Problem requirements » Where the string "Långtidsarbetslösa" occurs in the material below, report the whole line.

----

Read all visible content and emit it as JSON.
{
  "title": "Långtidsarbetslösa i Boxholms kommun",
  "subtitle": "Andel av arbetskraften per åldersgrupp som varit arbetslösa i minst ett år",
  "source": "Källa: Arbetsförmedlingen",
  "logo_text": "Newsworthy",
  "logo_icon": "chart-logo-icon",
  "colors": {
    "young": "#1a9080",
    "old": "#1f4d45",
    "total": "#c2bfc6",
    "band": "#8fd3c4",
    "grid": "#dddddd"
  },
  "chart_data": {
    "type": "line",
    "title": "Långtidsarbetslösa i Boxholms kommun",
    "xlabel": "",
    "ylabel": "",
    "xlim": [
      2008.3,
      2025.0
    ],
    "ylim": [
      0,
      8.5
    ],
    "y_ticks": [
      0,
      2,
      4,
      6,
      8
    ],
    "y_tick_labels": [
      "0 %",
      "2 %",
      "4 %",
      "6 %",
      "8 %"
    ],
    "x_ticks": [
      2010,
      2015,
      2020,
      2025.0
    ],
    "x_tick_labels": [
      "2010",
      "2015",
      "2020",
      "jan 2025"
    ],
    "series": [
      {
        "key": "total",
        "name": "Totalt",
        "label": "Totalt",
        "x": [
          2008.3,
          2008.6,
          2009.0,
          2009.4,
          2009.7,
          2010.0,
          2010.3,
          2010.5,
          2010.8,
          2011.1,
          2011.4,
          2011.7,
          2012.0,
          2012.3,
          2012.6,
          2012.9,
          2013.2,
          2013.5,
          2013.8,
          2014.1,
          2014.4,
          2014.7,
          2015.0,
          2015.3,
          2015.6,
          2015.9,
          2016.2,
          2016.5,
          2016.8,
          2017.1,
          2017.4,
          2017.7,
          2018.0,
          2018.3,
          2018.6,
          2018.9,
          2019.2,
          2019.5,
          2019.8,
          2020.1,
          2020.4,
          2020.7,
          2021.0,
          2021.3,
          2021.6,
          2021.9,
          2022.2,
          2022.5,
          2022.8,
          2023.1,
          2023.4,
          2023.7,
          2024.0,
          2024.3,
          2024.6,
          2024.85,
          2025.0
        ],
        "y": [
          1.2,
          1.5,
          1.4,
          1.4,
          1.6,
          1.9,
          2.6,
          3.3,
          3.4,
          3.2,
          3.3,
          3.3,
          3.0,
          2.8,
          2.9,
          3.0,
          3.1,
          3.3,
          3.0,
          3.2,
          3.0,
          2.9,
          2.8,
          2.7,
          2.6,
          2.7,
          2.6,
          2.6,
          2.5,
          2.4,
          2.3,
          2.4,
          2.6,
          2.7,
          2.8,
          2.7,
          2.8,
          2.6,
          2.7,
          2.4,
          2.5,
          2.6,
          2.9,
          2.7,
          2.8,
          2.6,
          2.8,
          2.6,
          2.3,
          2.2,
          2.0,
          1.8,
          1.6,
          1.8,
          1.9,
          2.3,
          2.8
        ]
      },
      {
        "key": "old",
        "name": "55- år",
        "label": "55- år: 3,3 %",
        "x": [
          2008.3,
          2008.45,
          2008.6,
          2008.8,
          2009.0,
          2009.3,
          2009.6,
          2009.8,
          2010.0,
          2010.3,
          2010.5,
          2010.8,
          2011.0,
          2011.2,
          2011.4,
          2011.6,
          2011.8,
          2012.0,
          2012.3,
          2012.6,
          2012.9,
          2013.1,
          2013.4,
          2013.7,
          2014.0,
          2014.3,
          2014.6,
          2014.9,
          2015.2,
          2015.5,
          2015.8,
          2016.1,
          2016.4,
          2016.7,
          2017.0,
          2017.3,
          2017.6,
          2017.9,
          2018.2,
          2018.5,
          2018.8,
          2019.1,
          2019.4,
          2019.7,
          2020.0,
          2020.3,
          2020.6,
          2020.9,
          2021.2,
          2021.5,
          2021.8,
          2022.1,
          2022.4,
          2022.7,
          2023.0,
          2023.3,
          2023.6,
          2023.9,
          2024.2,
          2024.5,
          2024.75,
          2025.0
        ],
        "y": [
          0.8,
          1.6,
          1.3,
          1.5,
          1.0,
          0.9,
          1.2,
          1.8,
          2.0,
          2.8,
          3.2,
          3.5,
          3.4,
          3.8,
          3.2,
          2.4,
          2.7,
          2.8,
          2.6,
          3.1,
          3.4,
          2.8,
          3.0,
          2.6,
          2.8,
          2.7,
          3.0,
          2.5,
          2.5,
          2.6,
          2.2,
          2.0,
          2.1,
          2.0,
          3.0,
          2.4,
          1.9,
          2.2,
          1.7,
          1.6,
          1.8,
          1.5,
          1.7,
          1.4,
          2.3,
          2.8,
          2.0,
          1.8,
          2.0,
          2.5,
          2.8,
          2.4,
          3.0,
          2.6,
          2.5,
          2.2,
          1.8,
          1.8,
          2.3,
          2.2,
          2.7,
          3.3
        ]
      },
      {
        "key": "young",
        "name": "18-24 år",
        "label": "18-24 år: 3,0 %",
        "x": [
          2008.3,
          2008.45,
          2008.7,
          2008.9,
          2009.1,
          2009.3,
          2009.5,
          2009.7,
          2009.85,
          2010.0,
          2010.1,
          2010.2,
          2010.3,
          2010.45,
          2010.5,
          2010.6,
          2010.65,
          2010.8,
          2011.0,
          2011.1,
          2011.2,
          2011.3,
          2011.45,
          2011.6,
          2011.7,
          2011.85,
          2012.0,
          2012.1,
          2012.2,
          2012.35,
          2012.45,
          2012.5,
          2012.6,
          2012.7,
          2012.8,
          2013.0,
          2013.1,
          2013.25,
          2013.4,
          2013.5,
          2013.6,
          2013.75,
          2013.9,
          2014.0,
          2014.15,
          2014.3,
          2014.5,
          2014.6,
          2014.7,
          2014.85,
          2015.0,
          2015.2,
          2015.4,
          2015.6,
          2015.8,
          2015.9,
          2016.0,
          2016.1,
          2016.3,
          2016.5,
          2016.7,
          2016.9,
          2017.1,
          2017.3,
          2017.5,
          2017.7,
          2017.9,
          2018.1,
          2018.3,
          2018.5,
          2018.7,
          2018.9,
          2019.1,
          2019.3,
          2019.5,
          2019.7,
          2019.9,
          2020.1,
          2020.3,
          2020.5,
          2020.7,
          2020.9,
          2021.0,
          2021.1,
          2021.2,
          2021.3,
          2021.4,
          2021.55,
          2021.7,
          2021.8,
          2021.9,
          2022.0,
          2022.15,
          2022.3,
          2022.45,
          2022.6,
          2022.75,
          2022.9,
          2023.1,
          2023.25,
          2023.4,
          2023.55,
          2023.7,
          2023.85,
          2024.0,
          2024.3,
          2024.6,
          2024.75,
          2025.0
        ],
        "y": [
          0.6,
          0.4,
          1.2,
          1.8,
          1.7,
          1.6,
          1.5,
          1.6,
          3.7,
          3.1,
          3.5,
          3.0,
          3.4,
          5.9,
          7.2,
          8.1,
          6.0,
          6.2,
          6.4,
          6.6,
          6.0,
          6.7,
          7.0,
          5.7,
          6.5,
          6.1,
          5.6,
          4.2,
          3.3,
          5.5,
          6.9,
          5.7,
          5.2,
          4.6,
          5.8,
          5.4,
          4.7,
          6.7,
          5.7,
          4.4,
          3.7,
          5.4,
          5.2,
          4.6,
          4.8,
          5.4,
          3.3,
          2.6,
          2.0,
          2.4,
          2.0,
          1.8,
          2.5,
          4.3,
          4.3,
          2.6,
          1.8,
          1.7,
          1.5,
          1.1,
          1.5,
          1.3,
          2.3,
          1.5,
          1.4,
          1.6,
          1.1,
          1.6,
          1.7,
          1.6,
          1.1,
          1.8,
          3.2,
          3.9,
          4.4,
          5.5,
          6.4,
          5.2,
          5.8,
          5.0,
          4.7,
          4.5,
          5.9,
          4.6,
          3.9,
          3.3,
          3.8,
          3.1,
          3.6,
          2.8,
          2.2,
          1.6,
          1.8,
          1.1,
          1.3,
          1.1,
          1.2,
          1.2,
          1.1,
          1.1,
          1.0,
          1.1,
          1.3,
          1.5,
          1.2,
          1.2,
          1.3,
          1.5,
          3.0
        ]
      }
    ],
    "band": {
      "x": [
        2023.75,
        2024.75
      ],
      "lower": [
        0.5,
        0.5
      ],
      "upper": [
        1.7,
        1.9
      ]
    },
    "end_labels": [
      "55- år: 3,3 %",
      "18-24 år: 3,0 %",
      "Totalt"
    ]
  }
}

----

Written answer »
  "title": "Långtidsarbetslösa i Boxholms kommun",
    "title": "Långtidsarbetslösa i Boxholms kommun",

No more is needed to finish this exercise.